| Records for the task |
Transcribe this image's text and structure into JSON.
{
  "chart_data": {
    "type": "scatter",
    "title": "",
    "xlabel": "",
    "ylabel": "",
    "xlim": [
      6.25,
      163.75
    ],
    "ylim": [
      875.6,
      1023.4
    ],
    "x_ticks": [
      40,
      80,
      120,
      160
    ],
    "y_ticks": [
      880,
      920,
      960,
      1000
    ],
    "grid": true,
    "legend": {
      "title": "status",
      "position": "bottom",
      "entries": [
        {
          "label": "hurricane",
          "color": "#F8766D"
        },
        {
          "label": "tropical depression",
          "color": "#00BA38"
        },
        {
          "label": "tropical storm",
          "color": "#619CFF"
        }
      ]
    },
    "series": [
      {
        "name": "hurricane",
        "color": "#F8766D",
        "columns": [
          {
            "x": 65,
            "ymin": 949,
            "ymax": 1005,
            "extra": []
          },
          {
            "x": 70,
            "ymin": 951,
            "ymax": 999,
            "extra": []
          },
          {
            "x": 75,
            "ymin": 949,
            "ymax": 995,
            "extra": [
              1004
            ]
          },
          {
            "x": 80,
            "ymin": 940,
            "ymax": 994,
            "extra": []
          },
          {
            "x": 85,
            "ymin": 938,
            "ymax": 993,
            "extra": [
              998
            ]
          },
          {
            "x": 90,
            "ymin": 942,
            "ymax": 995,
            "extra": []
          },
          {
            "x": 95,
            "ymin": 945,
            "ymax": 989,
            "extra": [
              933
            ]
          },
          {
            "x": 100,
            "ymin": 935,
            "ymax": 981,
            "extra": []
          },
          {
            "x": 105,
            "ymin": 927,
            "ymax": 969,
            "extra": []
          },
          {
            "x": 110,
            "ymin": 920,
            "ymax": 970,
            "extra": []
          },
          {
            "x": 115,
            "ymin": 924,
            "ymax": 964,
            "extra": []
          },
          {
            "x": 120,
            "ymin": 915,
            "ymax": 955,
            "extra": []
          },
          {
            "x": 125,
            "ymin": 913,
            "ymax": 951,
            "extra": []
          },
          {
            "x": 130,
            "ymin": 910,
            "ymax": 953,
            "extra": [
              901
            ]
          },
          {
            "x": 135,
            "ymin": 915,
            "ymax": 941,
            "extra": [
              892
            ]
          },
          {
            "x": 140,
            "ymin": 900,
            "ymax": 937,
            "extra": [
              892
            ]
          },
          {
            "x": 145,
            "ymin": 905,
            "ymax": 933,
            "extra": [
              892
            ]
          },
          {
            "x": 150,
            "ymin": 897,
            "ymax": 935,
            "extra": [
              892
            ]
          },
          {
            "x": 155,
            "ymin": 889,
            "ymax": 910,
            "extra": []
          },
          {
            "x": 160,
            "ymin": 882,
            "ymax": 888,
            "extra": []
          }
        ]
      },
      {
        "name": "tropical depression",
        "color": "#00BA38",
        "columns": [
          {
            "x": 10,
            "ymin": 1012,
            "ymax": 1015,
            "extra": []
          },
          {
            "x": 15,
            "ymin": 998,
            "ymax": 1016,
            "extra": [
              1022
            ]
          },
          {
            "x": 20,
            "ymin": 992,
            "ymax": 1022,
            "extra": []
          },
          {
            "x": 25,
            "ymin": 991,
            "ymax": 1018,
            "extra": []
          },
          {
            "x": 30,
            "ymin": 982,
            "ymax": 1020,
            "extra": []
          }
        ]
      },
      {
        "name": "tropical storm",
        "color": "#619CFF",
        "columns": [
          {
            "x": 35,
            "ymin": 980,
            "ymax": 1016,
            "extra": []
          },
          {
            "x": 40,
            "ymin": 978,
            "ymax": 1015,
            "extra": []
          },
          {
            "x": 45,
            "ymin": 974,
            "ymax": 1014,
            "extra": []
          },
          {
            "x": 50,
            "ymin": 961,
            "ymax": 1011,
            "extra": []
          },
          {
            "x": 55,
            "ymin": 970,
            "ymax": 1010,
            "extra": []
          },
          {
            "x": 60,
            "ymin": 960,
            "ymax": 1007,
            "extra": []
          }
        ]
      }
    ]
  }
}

| Goal of the exercise |
Using the records above, find and show each line with the string "tropical".

| Solution to the exercise |
          "label": "tropical depression",
          "label": "tropical storm",
        "name": "tropical depression",
        "name": "tropical storm",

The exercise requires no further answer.